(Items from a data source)
=======
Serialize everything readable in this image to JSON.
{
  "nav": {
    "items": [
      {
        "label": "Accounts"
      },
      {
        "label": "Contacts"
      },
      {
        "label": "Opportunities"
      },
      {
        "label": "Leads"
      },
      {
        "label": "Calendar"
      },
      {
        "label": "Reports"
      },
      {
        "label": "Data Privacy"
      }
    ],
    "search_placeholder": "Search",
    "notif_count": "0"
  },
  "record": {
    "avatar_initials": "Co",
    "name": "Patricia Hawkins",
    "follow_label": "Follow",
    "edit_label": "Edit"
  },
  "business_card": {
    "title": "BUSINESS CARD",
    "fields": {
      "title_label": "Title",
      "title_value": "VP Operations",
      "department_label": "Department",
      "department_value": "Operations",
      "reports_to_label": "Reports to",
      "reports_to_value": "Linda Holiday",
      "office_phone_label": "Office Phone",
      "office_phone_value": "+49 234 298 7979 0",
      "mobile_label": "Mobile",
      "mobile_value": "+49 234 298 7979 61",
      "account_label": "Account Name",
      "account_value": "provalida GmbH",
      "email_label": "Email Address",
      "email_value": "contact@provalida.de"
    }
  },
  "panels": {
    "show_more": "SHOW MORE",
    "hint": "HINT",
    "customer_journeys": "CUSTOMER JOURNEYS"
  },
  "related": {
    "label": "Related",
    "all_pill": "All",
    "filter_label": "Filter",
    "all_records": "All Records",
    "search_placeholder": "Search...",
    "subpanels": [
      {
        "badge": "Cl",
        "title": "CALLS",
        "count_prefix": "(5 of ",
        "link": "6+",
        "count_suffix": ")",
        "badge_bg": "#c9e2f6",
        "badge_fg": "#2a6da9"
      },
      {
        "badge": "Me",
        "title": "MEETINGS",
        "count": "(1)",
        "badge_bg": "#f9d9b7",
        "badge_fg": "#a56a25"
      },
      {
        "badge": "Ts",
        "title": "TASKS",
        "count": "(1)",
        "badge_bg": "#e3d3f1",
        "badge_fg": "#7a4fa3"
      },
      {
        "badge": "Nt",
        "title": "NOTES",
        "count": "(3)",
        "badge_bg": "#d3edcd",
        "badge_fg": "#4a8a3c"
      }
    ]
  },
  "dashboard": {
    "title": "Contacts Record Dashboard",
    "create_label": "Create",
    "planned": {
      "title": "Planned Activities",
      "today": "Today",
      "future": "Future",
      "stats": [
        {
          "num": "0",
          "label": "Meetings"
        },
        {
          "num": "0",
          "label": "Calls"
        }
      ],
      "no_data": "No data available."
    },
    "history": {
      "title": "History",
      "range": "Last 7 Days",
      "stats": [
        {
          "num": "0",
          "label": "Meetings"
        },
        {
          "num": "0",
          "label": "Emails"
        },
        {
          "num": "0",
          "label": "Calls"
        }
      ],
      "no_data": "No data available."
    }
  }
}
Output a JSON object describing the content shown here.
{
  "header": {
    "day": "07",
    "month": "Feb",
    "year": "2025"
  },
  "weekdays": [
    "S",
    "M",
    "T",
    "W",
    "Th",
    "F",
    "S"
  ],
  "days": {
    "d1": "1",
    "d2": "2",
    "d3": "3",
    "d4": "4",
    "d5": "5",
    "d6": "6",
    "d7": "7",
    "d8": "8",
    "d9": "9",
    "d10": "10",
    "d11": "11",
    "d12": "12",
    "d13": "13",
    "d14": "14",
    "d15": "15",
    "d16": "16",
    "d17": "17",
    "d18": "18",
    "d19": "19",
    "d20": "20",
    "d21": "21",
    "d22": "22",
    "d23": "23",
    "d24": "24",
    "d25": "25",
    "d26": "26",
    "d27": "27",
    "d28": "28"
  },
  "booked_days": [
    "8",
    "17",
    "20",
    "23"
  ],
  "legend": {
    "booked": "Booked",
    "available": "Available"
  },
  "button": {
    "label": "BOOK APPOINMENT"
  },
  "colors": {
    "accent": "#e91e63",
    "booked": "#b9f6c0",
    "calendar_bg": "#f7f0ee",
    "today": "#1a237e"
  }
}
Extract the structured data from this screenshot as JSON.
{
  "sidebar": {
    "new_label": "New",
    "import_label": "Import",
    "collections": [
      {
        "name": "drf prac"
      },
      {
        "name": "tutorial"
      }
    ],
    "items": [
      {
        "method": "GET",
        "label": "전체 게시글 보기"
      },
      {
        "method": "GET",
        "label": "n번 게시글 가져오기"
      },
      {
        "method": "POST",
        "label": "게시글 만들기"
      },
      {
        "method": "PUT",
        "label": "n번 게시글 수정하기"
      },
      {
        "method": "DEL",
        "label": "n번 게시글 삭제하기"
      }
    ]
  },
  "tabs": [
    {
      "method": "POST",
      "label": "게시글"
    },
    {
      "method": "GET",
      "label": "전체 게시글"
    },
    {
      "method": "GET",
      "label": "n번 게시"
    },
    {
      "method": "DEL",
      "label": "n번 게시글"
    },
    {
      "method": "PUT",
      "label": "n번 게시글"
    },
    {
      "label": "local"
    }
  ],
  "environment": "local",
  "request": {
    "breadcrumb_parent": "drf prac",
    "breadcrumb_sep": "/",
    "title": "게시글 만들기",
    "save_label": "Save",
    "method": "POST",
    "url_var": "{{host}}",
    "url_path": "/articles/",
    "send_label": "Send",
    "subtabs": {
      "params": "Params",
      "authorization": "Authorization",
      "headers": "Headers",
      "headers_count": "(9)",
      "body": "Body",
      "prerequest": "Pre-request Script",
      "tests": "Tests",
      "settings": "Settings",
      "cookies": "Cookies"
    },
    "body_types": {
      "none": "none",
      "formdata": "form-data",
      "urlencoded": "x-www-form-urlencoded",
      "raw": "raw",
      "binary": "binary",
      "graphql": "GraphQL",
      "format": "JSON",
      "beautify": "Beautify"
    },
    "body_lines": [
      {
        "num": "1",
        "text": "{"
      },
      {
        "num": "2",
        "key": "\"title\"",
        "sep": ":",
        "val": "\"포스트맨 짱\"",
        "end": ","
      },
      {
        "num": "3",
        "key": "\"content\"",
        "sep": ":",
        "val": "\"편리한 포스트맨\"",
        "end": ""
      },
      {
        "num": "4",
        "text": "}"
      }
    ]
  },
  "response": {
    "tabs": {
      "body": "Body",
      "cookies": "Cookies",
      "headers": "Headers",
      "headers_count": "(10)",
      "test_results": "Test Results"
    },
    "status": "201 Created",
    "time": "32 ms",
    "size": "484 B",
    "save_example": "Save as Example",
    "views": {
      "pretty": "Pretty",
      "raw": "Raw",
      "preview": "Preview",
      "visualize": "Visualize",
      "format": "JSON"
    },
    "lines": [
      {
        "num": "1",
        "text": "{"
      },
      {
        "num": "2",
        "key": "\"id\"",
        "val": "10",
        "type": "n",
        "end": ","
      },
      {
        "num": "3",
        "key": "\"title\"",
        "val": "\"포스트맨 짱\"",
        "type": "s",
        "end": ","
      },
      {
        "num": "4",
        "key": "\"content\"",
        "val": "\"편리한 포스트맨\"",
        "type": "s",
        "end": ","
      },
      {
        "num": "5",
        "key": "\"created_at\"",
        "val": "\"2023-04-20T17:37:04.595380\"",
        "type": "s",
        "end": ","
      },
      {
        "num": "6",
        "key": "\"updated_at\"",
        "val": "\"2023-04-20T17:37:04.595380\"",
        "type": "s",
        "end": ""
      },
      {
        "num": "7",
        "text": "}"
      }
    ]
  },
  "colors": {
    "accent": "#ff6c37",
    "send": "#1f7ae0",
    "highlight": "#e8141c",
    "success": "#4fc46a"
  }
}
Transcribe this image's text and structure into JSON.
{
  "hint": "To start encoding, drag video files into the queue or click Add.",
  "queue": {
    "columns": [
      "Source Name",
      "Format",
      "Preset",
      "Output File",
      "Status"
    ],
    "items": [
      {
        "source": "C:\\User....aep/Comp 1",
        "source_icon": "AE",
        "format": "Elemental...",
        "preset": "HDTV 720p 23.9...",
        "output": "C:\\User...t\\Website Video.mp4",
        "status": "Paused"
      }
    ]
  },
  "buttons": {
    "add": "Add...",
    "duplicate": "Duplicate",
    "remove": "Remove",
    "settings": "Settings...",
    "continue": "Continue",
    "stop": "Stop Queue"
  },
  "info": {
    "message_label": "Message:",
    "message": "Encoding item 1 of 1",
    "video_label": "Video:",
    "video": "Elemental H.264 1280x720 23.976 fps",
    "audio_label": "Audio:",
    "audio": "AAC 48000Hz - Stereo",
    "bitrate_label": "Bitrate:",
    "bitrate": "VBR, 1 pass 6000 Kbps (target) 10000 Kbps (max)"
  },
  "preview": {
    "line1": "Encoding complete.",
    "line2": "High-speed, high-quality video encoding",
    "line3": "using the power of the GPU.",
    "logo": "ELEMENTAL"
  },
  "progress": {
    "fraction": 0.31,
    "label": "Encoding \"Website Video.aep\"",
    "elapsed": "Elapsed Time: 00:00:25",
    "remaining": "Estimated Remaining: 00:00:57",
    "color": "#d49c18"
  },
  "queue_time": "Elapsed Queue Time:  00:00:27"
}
=======
Which lines include the word "this"? List them all.

Response below
Serialize everything readable in this image to JSON.
Extract the structured data from this screenshot as JSON.
Transcribe this image's text and structure into JSON.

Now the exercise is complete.